Pull out every line below that contains the word "delle".

• Provided entries
####

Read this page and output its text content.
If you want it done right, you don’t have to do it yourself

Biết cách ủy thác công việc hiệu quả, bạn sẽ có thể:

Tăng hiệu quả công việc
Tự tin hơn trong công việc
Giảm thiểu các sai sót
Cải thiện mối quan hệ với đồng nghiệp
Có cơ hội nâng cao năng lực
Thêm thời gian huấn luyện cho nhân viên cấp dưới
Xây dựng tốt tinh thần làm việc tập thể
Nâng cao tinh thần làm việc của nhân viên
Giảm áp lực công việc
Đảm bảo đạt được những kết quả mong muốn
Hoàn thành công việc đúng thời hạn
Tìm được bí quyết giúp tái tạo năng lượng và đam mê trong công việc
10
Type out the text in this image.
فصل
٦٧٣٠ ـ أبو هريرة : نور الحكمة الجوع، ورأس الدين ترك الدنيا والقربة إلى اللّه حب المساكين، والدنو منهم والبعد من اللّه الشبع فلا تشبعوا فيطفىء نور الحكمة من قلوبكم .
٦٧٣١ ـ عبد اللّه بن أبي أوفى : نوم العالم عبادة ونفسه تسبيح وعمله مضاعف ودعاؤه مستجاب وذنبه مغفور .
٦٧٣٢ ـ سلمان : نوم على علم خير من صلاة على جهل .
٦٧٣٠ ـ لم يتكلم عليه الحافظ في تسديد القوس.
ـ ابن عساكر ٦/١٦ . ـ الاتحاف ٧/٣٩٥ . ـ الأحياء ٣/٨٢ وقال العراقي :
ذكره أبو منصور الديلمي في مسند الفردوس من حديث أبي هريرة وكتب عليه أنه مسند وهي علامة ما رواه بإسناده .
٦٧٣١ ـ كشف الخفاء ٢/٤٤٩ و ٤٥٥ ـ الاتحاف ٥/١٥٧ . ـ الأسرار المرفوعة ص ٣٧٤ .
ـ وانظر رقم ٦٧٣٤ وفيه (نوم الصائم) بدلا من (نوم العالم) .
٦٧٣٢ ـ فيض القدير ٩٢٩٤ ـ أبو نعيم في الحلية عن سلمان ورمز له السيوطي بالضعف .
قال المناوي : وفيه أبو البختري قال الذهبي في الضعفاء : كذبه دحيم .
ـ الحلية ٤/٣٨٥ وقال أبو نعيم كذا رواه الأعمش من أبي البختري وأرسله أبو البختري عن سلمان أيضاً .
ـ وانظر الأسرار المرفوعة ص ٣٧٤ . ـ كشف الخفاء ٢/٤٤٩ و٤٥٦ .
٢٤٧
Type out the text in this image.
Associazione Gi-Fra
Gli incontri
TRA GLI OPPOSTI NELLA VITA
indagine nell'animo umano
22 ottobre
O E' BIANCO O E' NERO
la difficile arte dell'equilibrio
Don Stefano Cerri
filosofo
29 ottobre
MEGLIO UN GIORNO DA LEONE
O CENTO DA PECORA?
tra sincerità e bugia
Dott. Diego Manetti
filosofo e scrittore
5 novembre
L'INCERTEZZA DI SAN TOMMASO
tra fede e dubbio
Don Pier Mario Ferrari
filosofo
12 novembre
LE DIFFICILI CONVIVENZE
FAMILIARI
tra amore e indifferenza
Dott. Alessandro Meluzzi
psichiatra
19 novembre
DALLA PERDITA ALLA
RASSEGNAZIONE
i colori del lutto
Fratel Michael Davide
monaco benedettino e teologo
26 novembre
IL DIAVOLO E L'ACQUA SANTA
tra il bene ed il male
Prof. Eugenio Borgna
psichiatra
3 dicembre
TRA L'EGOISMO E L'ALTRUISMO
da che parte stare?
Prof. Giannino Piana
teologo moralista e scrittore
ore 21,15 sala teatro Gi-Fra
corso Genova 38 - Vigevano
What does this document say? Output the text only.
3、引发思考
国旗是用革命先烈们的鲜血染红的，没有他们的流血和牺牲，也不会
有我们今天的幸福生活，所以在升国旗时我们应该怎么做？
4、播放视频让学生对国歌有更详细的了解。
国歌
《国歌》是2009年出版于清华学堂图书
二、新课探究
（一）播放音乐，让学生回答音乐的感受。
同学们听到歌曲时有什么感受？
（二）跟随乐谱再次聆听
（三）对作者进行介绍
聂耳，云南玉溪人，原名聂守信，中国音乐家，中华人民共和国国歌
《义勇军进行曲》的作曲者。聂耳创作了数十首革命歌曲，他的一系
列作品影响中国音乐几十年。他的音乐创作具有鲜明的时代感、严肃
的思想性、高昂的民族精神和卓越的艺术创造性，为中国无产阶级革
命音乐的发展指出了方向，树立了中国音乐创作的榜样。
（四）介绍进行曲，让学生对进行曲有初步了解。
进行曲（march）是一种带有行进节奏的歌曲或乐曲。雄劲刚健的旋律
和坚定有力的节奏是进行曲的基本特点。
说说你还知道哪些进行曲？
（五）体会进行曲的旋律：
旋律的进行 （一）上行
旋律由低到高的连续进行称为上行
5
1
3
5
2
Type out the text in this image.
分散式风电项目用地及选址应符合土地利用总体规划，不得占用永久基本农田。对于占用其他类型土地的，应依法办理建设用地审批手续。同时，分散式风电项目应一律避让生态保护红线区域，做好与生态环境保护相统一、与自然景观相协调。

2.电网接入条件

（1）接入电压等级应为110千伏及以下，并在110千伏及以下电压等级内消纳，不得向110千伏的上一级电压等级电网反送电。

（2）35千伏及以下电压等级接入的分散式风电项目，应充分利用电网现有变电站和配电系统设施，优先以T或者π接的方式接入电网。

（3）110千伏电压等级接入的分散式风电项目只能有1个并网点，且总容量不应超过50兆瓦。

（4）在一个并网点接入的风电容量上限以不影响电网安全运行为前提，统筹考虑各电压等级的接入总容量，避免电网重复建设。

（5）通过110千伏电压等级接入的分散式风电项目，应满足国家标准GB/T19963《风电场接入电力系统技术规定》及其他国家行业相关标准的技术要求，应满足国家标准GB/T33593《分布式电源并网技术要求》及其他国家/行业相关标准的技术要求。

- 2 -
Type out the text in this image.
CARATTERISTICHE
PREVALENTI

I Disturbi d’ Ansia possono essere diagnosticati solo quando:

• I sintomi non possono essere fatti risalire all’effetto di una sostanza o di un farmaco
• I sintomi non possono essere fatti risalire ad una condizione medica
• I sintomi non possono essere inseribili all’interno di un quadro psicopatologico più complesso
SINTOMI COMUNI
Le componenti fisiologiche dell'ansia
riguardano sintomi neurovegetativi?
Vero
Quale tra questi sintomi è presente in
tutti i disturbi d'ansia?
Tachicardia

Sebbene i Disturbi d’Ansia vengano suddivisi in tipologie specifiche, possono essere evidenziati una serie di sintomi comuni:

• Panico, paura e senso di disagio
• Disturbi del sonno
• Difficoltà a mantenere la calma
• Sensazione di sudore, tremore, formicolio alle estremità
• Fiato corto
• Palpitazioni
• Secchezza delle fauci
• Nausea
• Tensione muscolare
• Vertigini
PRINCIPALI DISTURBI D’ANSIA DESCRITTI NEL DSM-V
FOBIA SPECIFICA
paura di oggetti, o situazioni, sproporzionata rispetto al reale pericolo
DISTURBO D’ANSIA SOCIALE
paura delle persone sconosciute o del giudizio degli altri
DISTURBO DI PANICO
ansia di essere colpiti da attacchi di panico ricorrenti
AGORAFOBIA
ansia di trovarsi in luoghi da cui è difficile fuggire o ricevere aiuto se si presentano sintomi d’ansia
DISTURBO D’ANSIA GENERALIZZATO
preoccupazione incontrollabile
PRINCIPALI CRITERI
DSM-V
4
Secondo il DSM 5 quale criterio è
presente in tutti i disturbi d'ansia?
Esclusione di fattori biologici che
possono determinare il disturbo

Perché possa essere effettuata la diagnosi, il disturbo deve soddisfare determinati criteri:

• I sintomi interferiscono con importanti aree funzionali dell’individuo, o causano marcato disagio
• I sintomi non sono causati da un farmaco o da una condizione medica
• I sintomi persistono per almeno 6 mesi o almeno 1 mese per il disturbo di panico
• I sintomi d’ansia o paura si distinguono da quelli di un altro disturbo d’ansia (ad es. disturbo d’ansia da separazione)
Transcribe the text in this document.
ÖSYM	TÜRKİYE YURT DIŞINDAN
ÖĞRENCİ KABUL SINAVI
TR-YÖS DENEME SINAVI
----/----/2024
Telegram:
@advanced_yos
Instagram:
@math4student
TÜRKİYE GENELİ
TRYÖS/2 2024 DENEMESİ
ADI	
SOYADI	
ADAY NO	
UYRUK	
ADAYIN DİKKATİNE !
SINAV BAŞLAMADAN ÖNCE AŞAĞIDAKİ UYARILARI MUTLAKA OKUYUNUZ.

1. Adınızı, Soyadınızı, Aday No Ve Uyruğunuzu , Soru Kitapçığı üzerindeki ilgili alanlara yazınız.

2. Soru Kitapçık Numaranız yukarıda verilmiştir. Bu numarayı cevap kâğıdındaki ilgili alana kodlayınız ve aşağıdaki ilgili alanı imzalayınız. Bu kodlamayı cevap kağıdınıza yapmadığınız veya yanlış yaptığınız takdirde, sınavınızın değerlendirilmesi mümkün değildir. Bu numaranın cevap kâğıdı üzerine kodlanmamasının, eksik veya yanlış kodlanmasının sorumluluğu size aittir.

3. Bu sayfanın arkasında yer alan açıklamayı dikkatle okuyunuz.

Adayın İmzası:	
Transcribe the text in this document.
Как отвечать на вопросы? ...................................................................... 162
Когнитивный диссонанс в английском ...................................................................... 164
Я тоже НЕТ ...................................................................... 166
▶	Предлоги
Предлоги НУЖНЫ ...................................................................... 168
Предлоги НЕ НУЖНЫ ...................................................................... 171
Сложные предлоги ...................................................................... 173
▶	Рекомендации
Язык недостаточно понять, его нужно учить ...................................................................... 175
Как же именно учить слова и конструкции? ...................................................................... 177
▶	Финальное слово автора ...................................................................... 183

####

• Exercise response
• Secchezza delle fauci
paura delle persone sconosciute o del giudizio degli altri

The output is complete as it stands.